**Short exercise**
Indicate only the number of lines in the listing below in which the word "spend" appears.

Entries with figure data
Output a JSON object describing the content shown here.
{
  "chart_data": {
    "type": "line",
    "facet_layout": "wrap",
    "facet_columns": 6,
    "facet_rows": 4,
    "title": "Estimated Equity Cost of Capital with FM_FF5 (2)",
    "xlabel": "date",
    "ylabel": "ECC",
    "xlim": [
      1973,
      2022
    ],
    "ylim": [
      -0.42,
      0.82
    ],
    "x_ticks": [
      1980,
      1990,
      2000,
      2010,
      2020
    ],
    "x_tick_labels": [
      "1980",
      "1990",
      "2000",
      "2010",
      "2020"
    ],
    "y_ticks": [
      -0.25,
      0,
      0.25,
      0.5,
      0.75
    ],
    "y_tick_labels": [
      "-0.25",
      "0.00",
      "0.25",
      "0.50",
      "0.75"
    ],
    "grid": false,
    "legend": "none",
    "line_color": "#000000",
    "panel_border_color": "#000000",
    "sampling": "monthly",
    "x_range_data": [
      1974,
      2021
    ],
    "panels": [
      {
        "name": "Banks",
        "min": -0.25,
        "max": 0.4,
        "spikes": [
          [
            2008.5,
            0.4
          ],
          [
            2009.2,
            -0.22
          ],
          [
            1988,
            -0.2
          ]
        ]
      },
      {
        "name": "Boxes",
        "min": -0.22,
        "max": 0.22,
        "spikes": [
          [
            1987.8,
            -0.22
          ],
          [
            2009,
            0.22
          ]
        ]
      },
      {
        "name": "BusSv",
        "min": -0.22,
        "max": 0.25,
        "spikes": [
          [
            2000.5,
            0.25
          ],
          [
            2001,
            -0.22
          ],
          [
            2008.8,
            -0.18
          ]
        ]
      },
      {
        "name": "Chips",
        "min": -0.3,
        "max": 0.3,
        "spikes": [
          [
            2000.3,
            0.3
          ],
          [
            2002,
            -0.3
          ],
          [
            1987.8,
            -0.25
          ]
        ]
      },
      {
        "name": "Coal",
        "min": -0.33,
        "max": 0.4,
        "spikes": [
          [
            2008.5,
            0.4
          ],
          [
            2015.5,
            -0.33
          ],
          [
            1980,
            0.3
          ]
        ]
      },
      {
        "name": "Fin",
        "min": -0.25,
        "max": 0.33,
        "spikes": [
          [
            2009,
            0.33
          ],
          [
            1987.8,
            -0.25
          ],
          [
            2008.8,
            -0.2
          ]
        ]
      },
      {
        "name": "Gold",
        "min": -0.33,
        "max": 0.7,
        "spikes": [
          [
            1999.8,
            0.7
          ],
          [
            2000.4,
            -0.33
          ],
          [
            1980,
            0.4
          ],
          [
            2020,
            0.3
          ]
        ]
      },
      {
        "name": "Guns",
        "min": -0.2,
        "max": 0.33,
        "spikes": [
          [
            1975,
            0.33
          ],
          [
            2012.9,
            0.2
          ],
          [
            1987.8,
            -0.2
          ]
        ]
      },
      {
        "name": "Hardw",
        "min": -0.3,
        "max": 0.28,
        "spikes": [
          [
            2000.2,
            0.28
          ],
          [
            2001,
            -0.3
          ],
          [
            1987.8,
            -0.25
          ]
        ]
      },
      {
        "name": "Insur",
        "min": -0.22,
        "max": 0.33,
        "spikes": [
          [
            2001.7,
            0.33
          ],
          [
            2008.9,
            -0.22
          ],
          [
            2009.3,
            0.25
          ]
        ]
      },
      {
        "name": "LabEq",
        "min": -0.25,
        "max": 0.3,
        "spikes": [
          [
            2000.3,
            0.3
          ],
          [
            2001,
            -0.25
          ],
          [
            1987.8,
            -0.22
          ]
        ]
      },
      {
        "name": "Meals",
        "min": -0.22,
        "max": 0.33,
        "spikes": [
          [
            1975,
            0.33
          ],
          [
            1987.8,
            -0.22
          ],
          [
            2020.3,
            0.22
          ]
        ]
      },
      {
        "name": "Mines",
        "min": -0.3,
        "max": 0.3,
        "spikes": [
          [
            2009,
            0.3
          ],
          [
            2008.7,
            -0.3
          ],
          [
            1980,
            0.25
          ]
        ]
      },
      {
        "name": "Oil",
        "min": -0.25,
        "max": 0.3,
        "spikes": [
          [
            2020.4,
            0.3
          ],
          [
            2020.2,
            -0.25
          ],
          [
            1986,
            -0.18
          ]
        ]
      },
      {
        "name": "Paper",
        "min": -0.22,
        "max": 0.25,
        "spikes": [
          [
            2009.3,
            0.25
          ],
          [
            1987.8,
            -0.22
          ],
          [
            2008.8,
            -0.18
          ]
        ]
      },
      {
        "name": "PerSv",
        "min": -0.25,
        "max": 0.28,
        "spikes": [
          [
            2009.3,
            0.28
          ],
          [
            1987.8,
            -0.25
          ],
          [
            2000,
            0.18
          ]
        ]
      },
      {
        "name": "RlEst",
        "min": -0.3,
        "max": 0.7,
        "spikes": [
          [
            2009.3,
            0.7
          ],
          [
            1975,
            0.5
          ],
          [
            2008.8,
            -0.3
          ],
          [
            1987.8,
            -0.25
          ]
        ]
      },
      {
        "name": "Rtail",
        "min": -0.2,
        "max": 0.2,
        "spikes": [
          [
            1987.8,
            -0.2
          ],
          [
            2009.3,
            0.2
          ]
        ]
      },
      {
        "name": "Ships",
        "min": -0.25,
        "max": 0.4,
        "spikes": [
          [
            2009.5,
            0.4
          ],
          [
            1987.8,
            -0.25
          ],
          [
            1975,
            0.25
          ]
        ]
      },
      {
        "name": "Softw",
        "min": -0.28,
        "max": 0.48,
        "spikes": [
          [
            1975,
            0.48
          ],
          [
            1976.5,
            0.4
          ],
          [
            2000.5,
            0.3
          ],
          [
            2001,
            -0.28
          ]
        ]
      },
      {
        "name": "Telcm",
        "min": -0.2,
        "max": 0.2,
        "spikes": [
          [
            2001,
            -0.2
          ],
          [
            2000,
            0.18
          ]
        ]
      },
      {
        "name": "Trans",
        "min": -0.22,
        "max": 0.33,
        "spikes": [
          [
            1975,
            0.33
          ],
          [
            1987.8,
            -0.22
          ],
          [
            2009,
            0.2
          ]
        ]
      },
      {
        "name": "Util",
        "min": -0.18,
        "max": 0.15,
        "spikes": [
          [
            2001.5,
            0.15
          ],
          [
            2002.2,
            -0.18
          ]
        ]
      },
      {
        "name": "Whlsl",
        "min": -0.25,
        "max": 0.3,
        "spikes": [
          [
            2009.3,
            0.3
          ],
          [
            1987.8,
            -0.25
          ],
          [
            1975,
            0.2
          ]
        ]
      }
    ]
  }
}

--

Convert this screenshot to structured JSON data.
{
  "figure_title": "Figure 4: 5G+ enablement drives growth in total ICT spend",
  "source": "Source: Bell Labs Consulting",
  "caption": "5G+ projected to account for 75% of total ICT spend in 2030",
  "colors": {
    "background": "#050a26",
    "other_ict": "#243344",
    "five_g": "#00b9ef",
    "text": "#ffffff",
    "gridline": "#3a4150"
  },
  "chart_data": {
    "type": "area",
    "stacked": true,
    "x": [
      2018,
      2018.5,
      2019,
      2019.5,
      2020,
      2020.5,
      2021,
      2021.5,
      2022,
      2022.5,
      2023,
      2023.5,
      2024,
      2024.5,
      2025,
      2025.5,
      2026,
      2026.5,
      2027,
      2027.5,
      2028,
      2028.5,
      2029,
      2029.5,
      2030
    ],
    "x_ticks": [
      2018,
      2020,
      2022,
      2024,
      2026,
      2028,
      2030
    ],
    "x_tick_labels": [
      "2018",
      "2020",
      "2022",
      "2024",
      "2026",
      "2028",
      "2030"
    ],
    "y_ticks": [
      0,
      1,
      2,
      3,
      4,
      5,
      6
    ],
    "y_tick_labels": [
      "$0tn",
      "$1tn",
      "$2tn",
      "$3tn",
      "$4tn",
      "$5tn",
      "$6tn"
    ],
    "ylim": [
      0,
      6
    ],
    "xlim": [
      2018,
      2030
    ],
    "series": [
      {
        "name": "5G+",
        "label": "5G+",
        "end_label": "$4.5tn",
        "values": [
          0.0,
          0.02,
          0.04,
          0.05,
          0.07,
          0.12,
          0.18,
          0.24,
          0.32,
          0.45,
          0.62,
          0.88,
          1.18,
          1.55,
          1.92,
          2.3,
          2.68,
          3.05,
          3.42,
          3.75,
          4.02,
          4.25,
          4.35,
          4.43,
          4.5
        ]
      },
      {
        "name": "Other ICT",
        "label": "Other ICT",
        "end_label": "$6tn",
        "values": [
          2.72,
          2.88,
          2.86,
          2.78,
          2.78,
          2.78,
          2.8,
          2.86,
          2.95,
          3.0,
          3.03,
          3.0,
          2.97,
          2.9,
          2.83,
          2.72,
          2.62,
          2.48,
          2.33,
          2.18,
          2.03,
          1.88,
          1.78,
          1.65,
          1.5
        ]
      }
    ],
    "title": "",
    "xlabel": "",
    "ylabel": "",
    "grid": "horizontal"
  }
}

==

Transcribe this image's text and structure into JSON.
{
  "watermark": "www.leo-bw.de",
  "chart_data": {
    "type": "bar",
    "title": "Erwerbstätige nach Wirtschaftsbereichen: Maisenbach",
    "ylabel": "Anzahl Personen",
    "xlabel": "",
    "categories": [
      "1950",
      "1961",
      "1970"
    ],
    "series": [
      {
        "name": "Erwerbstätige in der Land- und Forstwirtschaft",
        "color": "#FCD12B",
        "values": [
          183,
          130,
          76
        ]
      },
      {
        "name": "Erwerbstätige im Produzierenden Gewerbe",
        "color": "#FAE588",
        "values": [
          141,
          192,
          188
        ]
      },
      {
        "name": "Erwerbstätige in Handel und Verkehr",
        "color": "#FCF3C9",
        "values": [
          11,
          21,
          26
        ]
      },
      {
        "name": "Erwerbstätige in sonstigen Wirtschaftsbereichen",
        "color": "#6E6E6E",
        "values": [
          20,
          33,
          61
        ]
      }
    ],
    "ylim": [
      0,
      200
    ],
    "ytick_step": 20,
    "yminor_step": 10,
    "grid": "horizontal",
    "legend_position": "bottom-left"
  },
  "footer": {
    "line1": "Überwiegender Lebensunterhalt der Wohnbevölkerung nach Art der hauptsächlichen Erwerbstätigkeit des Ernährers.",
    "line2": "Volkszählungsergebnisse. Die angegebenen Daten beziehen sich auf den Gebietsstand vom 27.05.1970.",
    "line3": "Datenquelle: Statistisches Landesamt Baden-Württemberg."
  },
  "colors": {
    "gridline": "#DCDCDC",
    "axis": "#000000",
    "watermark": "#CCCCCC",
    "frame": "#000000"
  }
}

**The reply**
2